— Description of the task —
Images appear in the records below; leave them out and repeat everything else exactly.

— Data to process —
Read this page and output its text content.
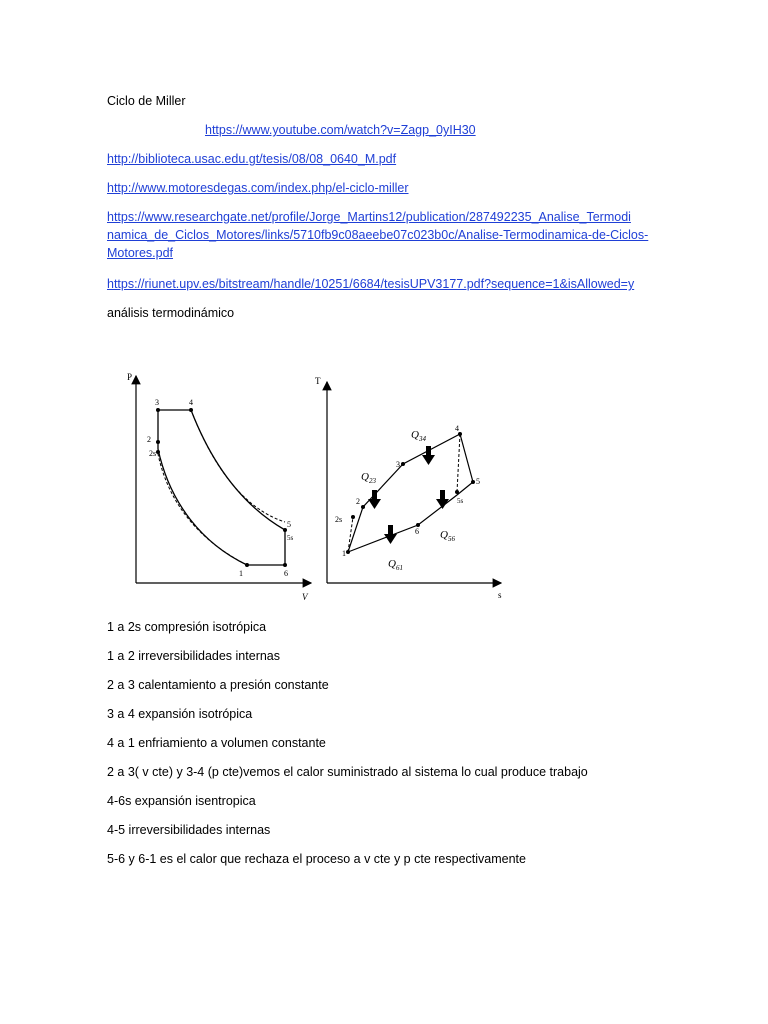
Ciclo de Miller
https://www.youtube.com/watch?v=Zagp_0yIH30
http://biblioteca.usac.edu.gt/tesis/08/08_0640_M.pdf
http://www.motoresdegas.com/index.php/el-ciclo-miller
https://www.researchgate.net/profile/Jorge_Martins12/publication/287492235_Analise_Termodi
namica_de_Ciclos_Motores/links/5710fb9c08aeebe07c023b0c/Analise-Termodinamica-de-Ciclos-
Motores.pdf
https://riunet.upv.es/bitstream/handle/10251/6684/tesisUPV3177.pdf?sequence=1&isAllowed=y
análisis termodinámico
P
V
3	4
2
2s
5
5s
1	6
T
s
1
2s
2
3
4
5
5s
6
$Q_{34}$
$Q_{23}$
$Q_{56}$
$Q_{61}$
1 a 2s compresión isotrópica
1 a 2 irreversibilidades internas
2 a 3 calentamiento a presión constante
3 a 4 expansión isotrópica
4 a 1 enfriamiento a volumen constante
2 a 3( v cte) y 3-4 (p cte)vemos el calor suministrado al sistema lo cual produce trabajo
4-6s expansión isentropica
4-5 irreversibilidades internas
5-6 y 6-1 es el calor que rechaza el proceso a v cte y p cte respectivamente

— Output below —
Read this page and output its text content.
Ciclo de Miller
https://www.youtube.com/watch?v=Zagp_0yIH30
http://biblioteca.usac.edu.gt/tesis/08/08_0640_M.pdf
http://www.motoresdegas.com/index.php/el-ciclo-miller
https://www.researchgate.net/profile/Jorge_Martins12/publication/287492235_Analise_Termodi
namica_de_Ciclos_Motores/links/5710fb9c08aeebe07c023b0c/Analise-Termodinamica-de-Ciclos-
Motores.pdf
https://riunet.upv.es/bitstream/handle/10251/6684/tesisUPV3177.pdf?sequence=1&isAllowed=y
análisis termodinámico
P
V
3	4
2
2s
5
5s
1	6
T
s
1
2s
2
3
4
5
5s
6
$Q_{34}$
$Q_{23}$
$Q_{56}$
$Q_{61}$
1 a 2s compresión isotrópica
1 a 2 irreversibilidades internas
2 a 3 calentamiento a presión constante
3 a 4 expansión isotrópica
4 a 1 enfriamiento a volumen constante
2 a 3( v cte) y 3-4 (p cte)vemos el calor suministrado al sistema lo cual produce trabajo
4-6s expansión isentropica
4-5 irreversibilidades internas
5-6 y 6-1 es el calor que rechaza el proceso a v cte y p cte respectivamente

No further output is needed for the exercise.